* _WHAT YOU WILL DO_
Extract every line that contains the string "reduced".

* _DATA PROVIDED_
┌──
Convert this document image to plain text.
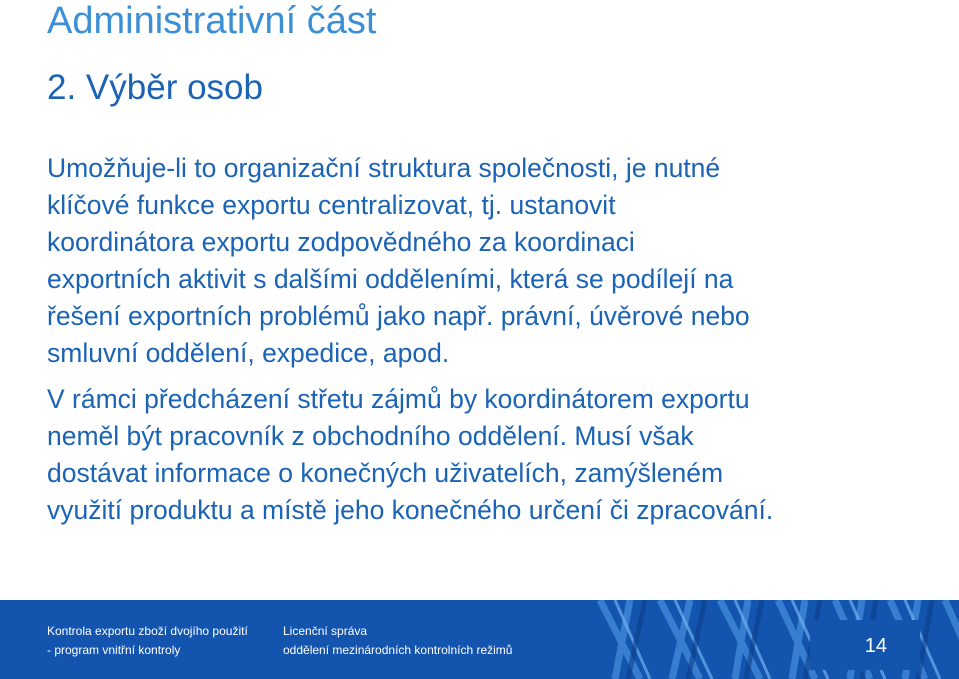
Administrativní část
2. Výběr osob

Umožňuje-li to organizační struktura společnosti, je nutné
klíčové funkce exportu centralizovat, tj. ustanovit
koordinátora exportu zodpovědného za koordinaci
exportních aktivit s dalšími odděleními, která se podílejí na
řešení exportních problémů jako např. právní, úvěrové nebo
smluvní oddělení, expedice, apod.

V rámci předcházení střetu zájmů by koordinátorem exportu
neměl být pracovník z obchodního oddělení. Musí však
dostávat informace o konečných uživatelích, zamýšleném
využití produktu a místě jeho konečného určení či zpracování.

Kontrola exportu zboží dvojího použití
- program vnitřní kontroly
Licenční správa
oddělení mezinárodních kontrolních režimů	14
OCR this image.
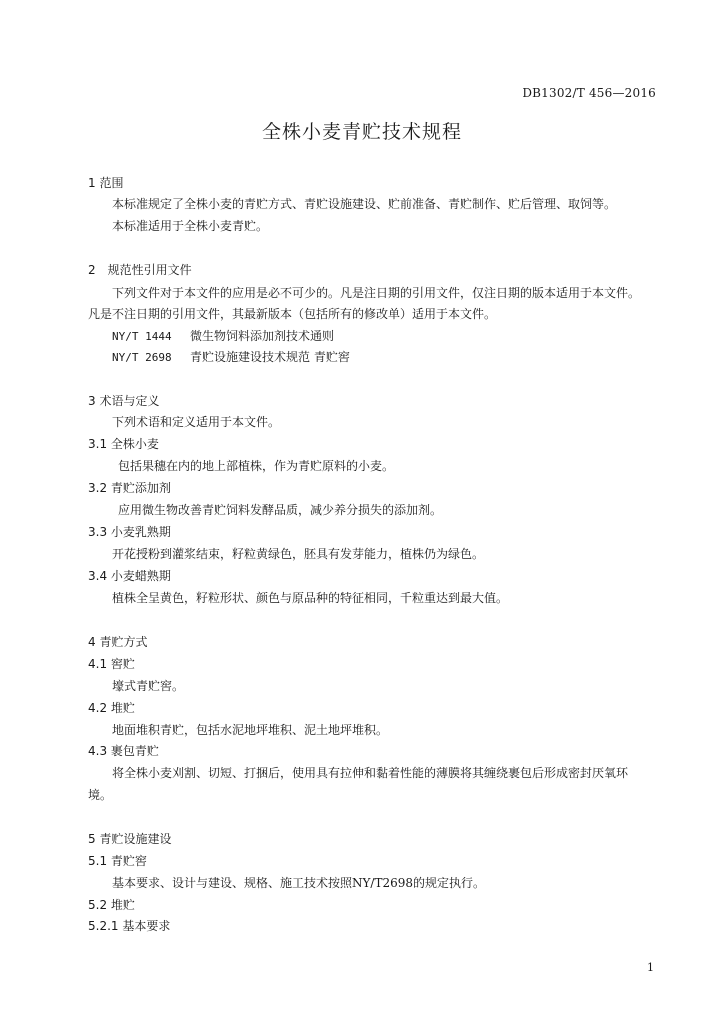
DB1302/T 456—2016
全株小麦青贮技术规程
1 范围
本标准规定了全株小麦的青贮方式、青贮设施建设、贮前准备、青贮制作、贮后管理、取饲等。
本标准适用于全株小麦青贮。
2　规范性引用文件
下列文件对于本文件的应用是必不可少的。凡是注日期的引用文件，仅注日期的版本适用于本文件。
凡是不注日期的引用文件，其最新版本（包括所有的修改单）适用于本文件。
NY/T 1444 微生物饲料添加剂技术通则
NY/T 2698 青贮设施建设技术规范 青贮窖
3 术语与定义
下列术语和定义适用于本文件。
3.1 全株小麦
包括果穗在内的地上部植株，作为青贮原料的小麦。
3.2 青贮添加剂
应用微生物改善青贮饲料发酵品质，减少养分损失的添加剂。
3.3 小麦乳熟期
开花授粉到灌浆结束，籽粒黄绿色，胚具有发芽能力，植株仍为绿色。
3.4 小麦蜡熟期
植株全呈黄色，籽粒形状、颜色与原品种的特征相同，千粒重达到最大值。
4 青贮方式
4.1 窖贮
壕式青贮窖。
4.2 堆贮
地面堆积青贮，包括水泥地坪堆积、泥土地坪堆积。
4.3 裹包青贮
将全株小麦刈割、切短、打捆后，使用具有拉伸和黏着性能的薄膜将其缠绕裹包后形成密封厌氧环
境。
5 青贮设施建设
5.1 青贮窖
基本要求、设计与建设、规格、施工技术按照NY/T2698的规定执行。
5.2 堆贮
5.2.1 基本要求
1
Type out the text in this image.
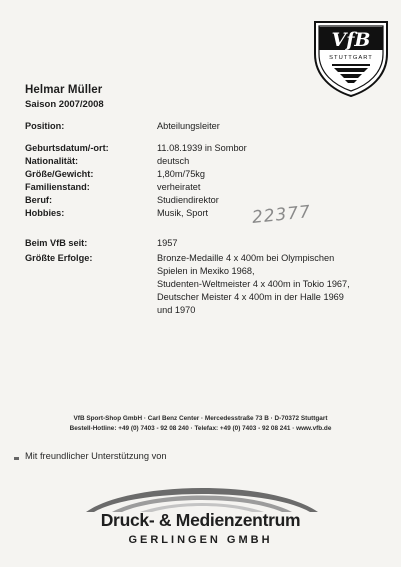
VfB
STUTTGART
Helmar Müller
Saison 2007/2008
Position:	Abteilungsleiter
Geburtsdatum/-ort:	11.08.1939 in Sombor
Nationalität:	deutsch
Größe/Gewicht:	1,80m/75kg
Familienstand:	verheiratet
Beruf:	Studiendirektor
Hobbies:	Musik, Sport
Beim VfB seit:	1957
Größte Erfolge:	Bronze-Medaille 4 x 400m bei Olympischen
Spielen in Mexiko 1968,
Studenten-Weltmeister 4 x 400m in Tokio 1967,
Deutscher Meister 4 x 400m in der Halle 1969
und 1970
22377
VfB Sport-Shop GmbH · Carl Benz Center · Mercedesstraße 73 B · D-70372 Stuttgart
Bestell-Hotline: +49 (0) 7403 - 92 08 240 · Telefax: +49 (0) 7403 - 92 08 241 · www.vfb.de
Mit freundlicher Unterstützung von
Druck- & Medienzentrum
GERLINGEN GMBH
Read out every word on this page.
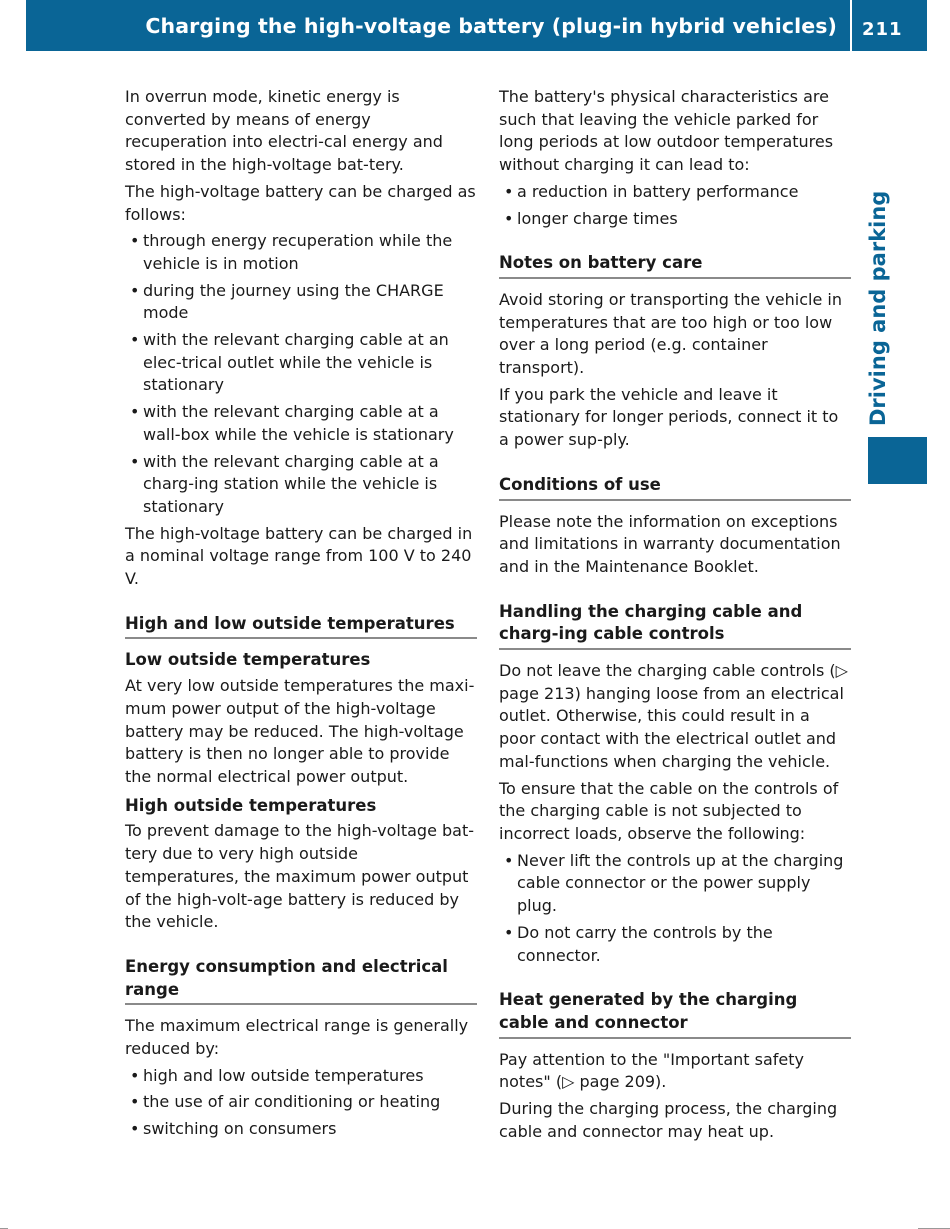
Charging the high-voltage battery (plug-in hybrid vehicles) 211
Driving and parking

In overrun mode, kinetic energy is converted by means of energy recuperation into electri-cal energy and stored in the high-voltage bat-tery.

The high-voltage battery can be charged as follows:

• through energy recuperation while the vehicle is in motion
• during the journey using the CHARGE mode
• with the relevant charging cable at an elec-trical outlet while the vehicle is stationary
• with the relevant charging cable at a wall-box while the vehicle is stationary
• with the relevant charging cable at a charg-ing station while the vehicle is stationary

The high-voltage battery can be charged in a nominal voltage range from 100 V to 240 V.

High and low outside temperatures
Low outside temperatures

At very low outside temperatures the maxi-mum power output of the high-voltage battery may be reduced. The high-voltage battery is then no longer able to provide the normal electrical power output.

High outside temperatures

To prevent damage to the high-voltage bat-tery due to very high outside temperatures, the maximum power output of the high-volt-age battery is reduced by the vehicle.

Energy consumption and electrical range

The maximum electrical range is generally reduced by:

• high and low outside temperatures
• the use of air conditioning or heating
• switching on consumers

The battery's physical characteristics are such that leaving the vehicle parked for long periods at low outdoor temperatures without charging it can lead to:

• a reduction in battery performance
• longer charge times
Notes on battery care

Avoid storing or transporting the vehicle in temperatures that are too high or too low over a long period (e.g. container transport).

If you park the vehicle and leave it stationary for longer periods, connect it to a power sup-ply.

Conditions of use

Please note the information on exceptions and limitations in warranty documentation and in the Maintenance Booklet.

Handling the charging cable and charg-ing cable controls

Do not leave the charging cable controls (▷ page 213) hanging loose from an electrical outlet. Otherwise, this could result in a poor contact with the electrical outlet and mal-functions when charging the vehicle.

To ensure that the cable on the controls of the charging cable is not subjected to incorrect loads, observe the following:

• Never lift the controls up at the charging cable connector or the power supply plug.
• Do not carry the controls by the connector.
Heat generated by the charging cable and connector

Pay attention to the "Important safety notes" (▷ page 209).

During the charging process, the charging cable and connector may heat up.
└──
* _OUTPUT OF THE TASK_
At very low outside temperatures the maxi-mum power output of the high-voltage battery may be reduced. The high-voltage battery is then no longer able to provide the normal electrical power output.
To prevent damage to the high-voltage bat-tery due to very high outside temperatures, the maximum power output of the high-volt-age battery is reduced by the vehicle.
The maximum electrical range is generally reduced by:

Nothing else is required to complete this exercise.